Supplied data:
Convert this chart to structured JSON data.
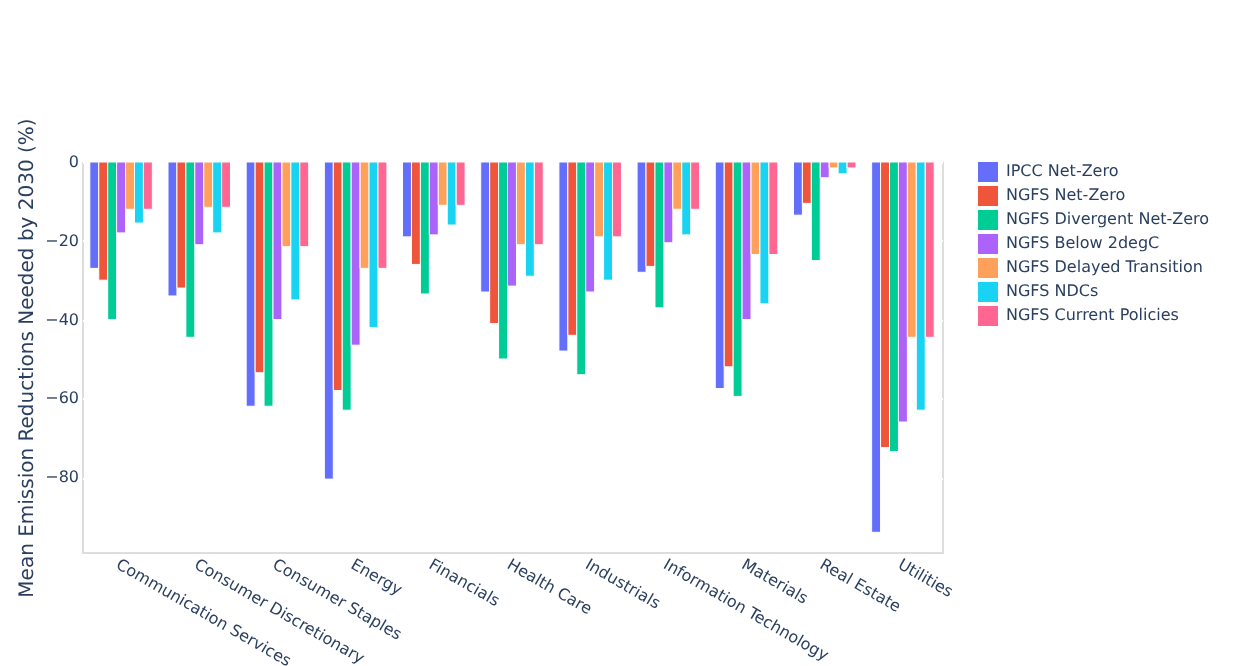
{
  "chart_data": {
    "type": "bar",
    "ylabel": "Mean Emission Reductions Needed by 2030 (%)",
    "categories": [
      "Communication Services",
      "Consumer Discretionary",
      "Consumer Staples",
      "Energy",
      "Financials",
      "Health Care",
      "Industrials",
      "Information Technology",
      "Materials",
      "Real Estate",
      "Utilities"
    ],
    "series": [
      {
        "name": "IPCC Net-Zero",
        "color": "#636efa",
        "values": [
          -27,
          -34,
          -62,
          -80.5,
          -19,
          -33,
          -48,
          -28,
          -57.5,
          -13.5,
          -94
        ]
      },
      {
        "name": "NGFS Net-Zero",
        "color": "#ef553b",
        "values": [
          -30,
          -32,
          -53.5,
          -58,
          -26,
          -41,
          -44,
          -26.5,
          -52,
          -10.5,
          -72.5
        ]
      },
      {
        "name": "NGFS Divergent Net-Zero",
        "color": "#00cc96",
        "values": [
          -40,
          -44.5,
          -62,
          -63,
          -33.5,
          -50,
          -54,
          -37,
          -59.5,
          -25,
          -73.5
        ]
      },
      {
        "name": "NGFS Below 2degC",
        "color": "#ab63fa",
        "values": [
          -18,
          -21,
          -40,
          -46.5,
          -18.5,
          -31.5,
          -33,
          -20.5,
          -40,
          -4,
          -66
        ]
      },
      {
        "name": "NGFS Delayed Transition",
        "color": "#ffa15a",
        "values": [
          -12,
          -11.5,
          -21.5,
          -27,
          -11,
          -21,
          -19,
          -12,
          -23.5,
          -1.5,
          -44.5
        ]
      },
      {
        "name": "NGFS NDCs",
        "color": "#19d3f3",
        "values": [
          -15.5,
          -18,
          -35,
          -42,
          -16,
          -29,
          -30,
          -18.5,
          -36,
          -3,
          -63
        ]
      },
      {
        "name": "NGFS Current Policies",
        "color": "#ff6692",
        "values": [
          -12,
          -11.5,
          -21.5,
          -27,
          -11,
          -21,
          -19,
          -12,
          -23.5,
          -1.5,
          -44.5
        ]
      }
    ],
    "ylim": [
      -99,
      0
    ],
    "yticks": [
      0,
      -20,
      -40,
      -60,
      -80
    ],
    "grid": "y",
    "legend": "top right"
  }
}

The task: Return a copy of every line that includes the word "Consumer".

In response:
      "Consumer Discretionary",
      "Consumer Staples",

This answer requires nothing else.